» Problem requirements
Say how many lines contain the string "this". Give no other output.

» Material provided
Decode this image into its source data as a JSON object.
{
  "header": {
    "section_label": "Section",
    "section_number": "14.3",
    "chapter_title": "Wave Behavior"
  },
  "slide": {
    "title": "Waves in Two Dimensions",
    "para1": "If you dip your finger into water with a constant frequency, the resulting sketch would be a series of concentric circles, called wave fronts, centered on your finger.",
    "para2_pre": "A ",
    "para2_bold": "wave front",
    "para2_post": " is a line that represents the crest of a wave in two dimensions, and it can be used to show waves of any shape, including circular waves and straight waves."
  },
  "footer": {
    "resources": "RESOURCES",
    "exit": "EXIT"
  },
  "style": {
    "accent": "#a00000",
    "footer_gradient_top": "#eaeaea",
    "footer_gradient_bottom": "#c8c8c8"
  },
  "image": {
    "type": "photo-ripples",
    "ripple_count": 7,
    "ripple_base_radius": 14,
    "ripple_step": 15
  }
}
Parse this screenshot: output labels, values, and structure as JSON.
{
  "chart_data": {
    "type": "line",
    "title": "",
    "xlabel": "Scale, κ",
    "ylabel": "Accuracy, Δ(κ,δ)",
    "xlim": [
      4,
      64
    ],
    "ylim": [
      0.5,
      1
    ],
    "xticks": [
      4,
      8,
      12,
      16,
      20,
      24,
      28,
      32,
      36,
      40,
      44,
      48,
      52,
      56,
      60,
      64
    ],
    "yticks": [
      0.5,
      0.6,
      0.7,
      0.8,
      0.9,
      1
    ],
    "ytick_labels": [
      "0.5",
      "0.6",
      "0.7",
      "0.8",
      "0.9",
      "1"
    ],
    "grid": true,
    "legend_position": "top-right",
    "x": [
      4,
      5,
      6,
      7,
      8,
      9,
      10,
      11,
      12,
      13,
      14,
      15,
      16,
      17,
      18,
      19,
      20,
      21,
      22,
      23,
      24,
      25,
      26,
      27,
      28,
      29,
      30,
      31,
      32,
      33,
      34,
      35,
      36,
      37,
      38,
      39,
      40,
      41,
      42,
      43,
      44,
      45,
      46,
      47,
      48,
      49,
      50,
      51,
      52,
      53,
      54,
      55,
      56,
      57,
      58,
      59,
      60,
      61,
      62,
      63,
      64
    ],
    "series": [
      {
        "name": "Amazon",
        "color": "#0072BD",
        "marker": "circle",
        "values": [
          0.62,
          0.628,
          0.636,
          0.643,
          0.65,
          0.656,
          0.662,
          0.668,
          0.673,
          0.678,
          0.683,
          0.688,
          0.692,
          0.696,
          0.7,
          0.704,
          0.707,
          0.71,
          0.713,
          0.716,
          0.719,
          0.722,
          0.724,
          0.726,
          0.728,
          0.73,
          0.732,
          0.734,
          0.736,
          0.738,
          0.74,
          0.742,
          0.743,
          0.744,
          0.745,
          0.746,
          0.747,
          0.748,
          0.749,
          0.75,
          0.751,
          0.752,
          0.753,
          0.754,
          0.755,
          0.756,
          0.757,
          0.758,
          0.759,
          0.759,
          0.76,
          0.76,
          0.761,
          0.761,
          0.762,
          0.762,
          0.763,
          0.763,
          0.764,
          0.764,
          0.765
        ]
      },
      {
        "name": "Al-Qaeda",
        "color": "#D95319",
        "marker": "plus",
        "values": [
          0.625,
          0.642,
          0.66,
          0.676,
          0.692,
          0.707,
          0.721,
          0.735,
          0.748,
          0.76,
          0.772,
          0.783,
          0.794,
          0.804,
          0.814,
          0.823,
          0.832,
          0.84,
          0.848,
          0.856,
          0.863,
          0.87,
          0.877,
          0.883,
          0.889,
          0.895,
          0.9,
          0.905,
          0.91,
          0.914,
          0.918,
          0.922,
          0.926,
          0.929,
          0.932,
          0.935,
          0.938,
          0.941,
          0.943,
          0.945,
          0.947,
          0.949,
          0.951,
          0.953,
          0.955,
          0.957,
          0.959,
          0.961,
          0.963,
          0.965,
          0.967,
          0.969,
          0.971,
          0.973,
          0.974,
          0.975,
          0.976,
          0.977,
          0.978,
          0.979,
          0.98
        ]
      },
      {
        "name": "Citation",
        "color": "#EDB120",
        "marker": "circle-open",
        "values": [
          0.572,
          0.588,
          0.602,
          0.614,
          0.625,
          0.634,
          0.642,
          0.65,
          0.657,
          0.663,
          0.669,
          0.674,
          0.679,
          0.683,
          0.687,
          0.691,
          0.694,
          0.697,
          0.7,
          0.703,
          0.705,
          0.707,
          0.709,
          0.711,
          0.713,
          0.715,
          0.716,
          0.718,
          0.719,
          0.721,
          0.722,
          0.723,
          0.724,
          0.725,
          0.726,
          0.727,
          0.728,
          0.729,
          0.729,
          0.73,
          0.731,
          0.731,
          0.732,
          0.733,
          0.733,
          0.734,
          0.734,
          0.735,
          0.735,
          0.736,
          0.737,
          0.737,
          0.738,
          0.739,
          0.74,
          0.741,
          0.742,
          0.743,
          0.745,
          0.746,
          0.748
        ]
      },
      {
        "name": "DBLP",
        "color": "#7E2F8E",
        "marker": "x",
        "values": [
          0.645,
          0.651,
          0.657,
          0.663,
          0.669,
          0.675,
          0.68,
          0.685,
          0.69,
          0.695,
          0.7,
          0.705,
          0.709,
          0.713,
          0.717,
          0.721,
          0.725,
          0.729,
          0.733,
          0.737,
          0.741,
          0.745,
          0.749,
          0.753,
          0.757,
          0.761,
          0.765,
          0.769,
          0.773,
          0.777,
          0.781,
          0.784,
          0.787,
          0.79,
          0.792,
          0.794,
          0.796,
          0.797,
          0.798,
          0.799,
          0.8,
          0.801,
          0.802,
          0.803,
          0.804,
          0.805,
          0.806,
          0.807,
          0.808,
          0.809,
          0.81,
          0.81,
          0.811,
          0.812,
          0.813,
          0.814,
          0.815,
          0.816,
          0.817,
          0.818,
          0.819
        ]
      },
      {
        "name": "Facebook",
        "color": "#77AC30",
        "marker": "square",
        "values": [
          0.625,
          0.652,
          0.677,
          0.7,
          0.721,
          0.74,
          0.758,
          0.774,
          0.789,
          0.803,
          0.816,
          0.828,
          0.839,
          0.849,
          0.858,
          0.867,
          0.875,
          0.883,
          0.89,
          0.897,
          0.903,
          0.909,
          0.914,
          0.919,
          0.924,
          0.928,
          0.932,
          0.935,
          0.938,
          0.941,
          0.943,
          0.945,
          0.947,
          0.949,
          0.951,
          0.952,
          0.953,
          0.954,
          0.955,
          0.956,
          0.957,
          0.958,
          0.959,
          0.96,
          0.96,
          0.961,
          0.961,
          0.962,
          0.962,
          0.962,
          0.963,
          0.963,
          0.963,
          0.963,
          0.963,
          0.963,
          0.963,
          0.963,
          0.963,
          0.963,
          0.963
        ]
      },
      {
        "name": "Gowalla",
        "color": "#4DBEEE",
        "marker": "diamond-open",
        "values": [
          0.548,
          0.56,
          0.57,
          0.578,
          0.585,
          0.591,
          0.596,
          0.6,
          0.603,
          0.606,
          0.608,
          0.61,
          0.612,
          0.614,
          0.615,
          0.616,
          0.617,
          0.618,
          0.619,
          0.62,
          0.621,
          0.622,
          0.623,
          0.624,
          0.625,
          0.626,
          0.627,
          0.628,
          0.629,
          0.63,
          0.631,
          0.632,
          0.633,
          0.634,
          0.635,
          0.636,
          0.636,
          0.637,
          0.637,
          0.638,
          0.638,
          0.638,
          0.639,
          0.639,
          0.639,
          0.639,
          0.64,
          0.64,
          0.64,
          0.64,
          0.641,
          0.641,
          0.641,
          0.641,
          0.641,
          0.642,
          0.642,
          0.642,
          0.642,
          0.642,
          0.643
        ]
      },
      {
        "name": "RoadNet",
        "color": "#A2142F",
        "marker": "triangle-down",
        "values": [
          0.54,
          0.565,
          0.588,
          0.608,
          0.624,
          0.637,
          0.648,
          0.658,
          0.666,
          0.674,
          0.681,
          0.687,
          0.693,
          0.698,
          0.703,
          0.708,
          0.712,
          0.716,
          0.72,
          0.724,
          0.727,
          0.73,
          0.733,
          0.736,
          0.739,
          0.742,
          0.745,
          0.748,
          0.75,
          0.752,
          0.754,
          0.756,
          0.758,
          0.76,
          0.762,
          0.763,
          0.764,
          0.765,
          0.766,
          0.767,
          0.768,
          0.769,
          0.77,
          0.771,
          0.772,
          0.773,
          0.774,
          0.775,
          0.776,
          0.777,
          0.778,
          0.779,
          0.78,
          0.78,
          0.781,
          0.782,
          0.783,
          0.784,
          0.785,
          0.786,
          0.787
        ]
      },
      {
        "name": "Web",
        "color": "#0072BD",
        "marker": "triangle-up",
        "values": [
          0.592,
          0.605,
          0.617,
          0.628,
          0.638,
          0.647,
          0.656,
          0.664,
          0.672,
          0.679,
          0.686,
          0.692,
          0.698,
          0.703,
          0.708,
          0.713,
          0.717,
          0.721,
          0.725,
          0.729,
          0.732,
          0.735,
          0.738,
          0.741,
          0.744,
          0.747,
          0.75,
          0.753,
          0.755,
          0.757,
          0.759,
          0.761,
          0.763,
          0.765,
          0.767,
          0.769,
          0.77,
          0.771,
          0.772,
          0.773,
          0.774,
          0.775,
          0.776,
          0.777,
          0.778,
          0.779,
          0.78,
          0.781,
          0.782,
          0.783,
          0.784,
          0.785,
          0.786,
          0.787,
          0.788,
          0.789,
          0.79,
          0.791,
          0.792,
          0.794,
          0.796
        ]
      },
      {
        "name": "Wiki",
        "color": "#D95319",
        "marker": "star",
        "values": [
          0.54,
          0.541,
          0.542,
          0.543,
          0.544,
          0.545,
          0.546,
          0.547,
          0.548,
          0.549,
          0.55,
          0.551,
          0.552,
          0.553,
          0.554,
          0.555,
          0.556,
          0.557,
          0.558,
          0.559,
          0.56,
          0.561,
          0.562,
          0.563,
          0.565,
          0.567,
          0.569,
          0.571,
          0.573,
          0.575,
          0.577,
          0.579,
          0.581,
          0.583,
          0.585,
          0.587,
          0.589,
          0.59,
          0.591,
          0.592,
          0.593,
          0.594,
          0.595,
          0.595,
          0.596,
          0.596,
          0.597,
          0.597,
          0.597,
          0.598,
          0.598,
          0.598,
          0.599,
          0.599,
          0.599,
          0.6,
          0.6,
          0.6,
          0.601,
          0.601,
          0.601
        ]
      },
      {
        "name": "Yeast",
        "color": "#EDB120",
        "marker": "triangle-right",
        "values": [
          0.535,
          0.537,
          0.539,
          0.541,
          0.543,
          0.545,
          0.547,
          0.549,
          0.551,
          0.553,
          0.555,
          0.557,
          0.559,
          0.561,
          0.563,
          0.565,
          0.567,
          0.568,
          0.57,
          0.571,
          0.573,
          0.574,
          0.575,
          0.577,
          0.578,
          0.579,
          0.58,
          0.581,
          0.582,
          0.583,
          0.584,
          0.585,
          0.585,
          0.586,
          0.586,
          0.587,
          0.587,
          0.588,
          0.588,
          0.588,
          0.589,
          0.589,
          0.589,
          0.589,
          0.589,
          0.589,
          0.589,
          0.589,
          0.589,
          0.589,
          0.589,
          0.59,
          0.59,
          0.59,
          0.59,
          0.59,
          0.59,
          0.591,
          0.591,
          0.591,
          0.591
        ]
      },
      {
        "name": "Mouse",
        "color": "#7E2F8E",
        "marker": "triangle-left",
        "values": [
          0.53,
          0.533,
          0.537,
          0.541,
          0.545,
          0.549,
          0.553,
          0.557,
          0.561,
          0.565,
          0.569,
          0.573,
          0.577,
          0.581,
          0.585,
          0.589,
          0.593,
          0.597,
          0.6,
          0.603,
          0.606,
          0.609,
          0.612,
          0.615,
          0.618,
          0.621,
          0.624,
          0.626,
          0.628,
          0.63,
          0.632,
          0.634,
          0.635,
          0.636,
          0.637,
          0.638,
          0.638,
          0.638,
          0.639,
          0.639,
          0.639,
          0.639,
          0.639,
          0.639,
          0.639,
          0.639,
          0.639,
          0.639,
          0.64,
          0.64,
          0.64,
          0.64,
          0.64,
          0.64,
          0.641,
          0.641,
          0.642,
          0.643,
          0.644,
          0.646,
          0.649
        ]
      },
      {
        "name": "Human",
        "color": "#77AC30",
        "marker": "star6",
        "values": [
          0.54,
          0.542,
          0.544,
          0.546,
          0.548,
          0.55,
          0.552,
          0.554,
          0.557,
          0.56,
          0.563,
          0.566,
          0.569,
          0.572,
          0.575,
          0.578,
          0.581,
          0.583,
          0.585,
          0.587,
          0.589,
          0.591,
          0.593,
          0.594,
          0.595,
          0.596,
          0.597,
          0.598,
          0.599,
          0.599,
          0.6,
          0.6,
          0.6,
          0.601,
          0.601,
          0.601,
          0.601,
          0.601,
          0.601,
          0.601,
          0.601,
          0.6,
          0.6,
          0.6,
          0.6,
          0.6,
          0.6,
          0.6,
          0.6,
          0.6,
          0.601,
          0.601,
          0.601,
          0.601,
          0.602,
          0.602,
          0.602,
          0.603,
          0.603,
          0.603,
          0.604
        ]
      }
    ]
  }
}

» Output
2